> **GIVEN TEXT**
= Beginning of Section =

So, there's actually been stuff happening that I haven't been posting about. *gasp* No real reason why, other than me being busy getting ready for my trip to Canada and then being on said trip! But in the wake of the deaths of a family friend, my cat, and my employee in early summer, I took some actions - work-related and personal life-related.
On the work front, I did two things. First: contacted the Employee Assistance Programme and requested counselling. I had two sessions prior to my trip and I'm entitled to four more, which should start up again next week. The therapist is lovely, and I'm either a really easy or a really difficult case to work with because I am quite self-aware and have no trouble actually opening up and discussing this stuff with a therapist by this time. I find it really helpful to be able to express everything to someone who isn't personally involved, and get that external-to-everything-else perspective. There are potentially some options for HR funding if the therapist thinks I need more than six sessions, but I don't think I will, to be honest. July was really difficult at work, what with clearing out the deceased's physical and electronic stuff, and trying to help my remaining two employees through it as well. I needed the long break. And whilst my trip was a little too busy to be truly restful, it *did* give me that mental break.

= End of Section =

> **WHAT TO DO**
1. Quote the blog post word for word, everything from "So, there's actually" down to "and personal life-related.".
2. Decide whether each statement agrees with the blog post, answering yes or no and quoting the words from it that settle the point.
(a) The writer had two counselling sessions before the trip.
(b) The writer expects to need more than six sessions.
(c) The trip was fully restful.
3. Please answer these questions from the blog post.
(a) Which country was the trip to?
(b) How many more counselling sessions is the writer entitled to?
(c) How many employees does the writer still have?
The entries that follow come from a separate source and are unrelated to the blog post.

Records from a dataset:
= Beginning of Section =

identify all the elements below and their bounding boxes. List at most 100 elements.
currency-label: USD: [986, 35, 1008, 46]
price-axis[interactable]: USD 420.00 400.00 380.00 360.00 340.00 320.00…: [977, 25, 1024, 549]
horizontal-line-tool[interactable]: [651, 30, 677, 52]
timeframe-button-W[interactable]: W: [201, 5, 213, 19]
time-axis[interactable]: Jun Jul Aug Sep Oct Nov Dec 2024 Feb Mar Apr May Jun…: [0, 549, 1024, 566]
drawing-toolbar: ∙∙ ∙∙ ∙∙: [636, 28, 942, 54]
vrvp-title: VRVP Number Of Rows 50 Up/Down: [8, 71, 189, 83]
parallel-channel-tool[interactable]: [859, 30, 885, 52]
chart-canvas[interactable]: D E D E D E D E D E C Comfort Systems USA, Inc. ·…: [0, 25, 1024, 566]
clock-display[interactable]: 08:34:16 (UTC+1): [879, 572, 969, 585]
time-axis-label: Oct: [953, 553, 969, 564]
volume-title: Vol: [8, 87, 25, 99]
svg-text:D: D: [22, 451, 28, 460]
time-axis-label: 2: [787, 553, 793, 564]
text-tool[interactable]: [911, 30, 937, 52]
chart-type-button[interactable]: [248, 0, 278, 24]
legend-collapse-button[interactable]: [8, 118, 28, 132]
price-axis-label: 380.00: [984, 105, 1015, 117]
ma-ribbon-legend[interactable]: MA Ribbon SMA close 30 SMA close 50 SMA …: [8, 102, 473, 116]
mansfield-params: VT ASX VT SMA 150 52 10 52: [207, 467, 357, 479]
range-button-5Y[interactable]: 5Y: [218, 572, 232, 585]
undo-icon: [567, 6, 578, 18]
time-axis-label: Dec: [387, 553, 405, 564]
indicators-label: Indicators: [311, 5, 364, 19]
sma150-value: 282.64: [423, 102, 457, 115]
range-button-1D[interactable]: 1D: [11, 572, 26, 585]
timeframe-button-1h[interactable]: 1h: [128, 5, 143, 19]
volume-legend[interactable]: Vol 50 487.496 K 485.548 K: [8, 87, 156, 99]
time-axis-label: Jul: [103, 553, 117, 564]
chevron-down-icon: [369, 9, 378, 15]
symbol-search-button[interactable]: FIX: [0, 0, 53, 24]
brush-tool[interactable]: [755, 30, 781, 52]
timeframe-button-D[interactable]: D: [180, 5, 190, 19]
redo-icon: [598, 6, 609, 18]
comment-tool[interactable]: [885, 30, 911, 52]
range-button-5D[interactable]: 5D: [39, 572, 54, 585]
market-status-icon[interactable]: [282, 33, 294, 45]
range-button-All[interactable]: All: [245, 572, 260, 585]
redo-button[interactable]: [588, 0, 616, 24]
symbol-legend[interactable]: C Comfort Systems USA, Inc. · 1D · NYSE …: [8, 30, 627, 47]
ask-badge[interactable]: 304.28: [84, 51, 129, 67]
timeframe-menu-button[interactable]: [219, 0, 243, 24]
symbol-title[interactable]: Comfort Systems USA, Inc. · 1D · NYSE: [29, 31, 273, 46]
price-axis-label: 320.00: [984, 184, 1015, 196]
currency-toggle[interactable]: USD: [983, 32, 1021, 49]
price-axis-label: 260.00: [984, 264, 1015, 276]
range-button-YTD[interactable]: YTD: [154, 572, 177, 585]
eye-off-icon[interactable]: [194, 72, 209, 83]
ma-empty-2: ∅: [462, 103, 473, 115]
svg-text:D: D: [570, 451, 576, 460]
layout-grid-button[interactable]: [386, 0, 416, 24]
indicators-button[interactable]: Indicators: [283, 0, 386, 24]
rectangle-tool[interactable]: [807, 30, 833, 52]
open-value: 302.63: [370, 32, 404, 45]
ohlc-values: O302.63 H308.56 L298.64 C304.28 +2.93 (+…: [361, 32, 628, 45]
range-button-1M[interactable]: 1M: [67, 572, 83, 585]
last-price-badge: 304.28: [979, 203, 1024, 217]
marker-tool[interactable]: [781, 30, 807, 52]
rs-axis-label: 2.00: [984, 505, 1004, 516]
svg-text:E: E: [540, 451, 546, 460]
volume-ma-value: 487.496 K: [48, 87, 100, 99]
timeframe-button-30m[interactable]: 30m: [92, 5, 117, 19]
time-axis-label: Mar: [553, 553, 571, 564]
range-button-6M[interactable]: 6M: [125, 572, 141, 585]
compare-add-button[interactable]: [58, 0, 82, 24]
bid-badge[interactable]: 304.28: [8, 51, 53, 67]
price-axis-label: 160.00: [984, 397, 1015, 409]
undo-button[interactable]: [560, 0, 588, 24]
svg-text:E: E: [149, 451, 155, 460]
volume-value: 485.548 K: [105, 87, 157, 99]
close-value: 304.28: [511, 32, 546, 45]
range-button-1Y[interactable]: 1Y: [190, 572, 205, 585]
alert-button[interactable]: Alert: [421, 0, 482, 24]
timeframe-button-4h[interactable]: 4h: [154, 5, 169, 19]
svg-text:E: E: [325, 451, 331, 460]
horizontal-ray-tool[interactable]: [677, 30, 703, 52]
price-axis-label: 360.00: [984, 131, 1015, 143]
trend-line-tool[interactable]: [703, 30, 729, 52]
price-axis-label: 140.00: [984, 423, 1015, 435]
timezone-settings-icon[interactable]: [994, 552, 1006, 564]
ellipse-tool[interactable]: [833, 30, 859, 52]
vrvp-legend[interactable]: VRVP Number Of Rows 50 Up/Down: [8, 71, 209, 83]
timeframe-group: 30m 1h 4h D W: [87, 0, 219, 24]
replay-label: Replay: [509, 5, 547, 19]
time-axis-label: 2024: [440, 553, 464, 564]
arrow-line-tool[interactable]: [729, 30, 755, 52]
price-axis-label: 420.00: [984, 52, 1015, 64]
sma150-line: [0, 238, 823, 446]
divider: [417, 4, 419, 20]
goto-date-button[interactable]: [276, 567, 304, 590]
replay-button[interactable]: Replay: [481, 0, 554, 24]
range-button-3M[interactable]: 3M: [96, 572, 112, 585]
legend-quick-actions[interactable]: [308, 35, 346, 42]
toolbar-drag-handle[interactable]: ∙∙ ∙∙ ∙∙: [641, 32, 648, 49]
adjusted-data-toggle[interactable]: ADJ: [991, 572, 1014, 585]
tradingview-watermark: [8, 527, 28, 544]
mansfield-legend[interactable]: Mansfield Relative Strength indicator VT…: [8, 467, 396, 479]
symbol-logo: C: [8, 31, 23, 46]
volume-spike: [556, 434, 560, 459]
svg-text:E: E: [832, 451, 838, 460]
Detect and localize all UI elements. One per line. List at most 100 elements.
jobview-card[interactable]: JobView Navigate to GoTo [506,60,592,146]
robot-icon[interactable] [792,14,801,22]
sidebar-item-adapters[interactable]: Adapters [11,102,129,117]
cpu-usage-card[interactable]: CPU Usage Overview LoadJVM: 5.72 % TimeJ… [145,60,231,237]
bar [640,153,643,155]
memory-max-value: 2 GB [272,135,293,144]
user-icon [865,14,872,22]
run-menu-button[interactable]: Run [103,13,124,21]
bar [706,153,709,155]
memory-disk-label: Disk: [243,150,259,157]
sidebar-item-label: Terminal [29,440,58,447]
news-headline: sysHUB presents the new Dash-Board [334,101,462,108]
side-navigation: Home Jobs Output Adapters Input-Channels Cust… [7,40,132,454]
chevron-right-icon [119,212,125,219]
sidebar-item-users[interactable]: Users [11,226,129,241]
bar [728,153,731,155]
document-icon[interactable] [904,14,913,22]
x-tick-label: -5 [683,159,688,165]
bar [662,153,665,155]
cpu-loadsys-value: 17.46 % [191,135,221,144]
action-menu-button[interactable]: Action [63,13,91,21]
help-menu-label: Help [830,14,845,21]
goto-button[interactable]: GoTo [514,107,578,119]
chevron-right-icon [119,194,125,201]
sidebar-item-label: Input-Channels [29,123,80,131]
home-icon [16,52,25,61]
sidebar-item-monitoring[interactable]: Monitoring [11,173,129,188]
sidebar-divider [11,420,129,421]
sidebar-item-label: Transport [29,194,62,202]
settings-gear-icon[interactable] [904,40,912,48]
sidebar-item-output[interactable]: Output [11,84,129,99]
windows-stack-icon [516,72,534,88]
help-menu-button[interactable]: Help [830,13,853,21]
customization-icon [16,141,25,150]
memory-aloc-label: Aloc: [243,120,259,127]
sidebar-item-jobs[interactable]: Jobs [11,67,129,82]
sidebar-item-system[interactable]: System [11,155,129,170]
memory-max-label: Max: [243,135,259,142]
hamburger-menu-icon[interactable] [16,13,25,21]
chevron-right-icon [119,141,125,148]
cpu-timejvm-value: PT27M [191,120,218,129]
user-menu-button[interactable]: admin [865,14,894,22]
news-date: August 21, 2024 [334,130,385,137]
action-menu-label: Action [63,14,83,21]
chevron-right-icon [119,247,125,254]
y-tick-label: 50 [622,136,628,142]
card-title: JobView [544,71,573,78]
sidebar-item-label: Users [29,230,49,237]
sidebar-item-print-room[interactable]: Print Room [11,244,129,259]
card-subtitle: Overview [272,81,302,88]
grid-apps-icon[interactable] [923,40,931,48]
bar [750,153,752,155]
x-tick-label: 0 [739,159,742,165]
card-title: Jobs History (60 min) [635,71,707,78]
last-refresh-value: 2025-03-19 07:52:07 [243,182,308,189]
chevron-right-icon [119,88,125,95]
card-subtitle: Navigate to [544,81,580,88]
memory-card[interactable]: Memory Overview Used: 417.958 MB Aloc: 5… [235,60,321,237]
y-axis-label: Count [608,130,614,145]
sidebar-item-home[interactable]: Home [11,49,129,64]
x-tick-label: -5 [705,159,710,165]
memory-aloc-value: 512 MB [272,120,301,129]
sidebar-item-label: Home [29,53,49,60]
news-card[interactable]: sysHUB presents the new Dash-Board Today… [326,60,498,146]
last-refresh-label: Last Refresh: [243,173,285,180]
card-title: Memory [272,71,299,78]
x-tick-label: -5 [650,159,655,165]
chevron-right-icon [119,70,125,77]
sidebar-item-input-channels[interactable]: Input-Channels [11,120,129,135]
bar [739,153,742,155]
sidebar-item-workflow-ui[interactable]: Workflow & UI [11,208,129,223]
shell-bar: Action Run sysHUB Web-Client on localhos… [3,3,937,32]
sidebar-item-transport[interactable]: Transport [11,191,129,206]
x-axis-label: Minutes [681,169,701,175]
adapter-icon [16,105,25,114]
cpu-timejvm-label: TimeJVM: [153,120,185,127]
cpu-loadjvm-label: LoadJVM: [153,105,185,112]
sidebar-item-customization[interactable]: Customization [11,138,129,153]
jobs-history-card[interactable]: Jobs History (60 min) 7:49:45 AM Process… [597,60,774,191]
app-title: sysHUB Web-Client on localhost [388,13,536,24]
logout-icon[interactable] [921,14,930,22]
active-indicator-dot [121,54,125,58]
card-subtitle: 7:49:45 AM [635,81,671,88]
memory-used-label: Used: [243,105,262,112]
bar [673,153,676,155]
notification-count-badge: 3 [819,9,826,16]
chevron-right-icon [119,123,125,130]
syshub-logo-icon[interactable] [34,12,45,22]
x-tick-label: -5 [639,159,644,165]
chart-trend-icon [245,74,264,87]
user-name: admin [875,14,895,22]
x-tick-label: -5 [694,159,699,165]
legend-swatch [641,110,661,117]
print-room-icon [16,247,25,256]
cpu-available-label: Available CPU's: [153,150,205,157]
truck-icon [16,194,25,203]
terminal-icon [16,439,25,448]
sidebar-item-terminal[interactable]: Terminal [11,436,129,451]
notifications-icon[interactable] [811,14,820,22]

= End of Section =

> **OUTPUTS IN ORDER**
1.
So, there's actually been stuff happening that I haven't been posting about. *gasp* No real reason why, other than me being busy getting ready for my trip to Canada and then being on said trip! But in the wake of the deaths of a family friend, my cat, and my employee in early summer, I took some actions - work-related and personal life-related.

2.
(a) Yes: "I had two sessions prior to my trip"
(b) No: "but I don't think I will, to be honest."
(c) No: "my trip was a little too busy to be truly restful"

3.
(a) Canada
(b) Four
(c) Two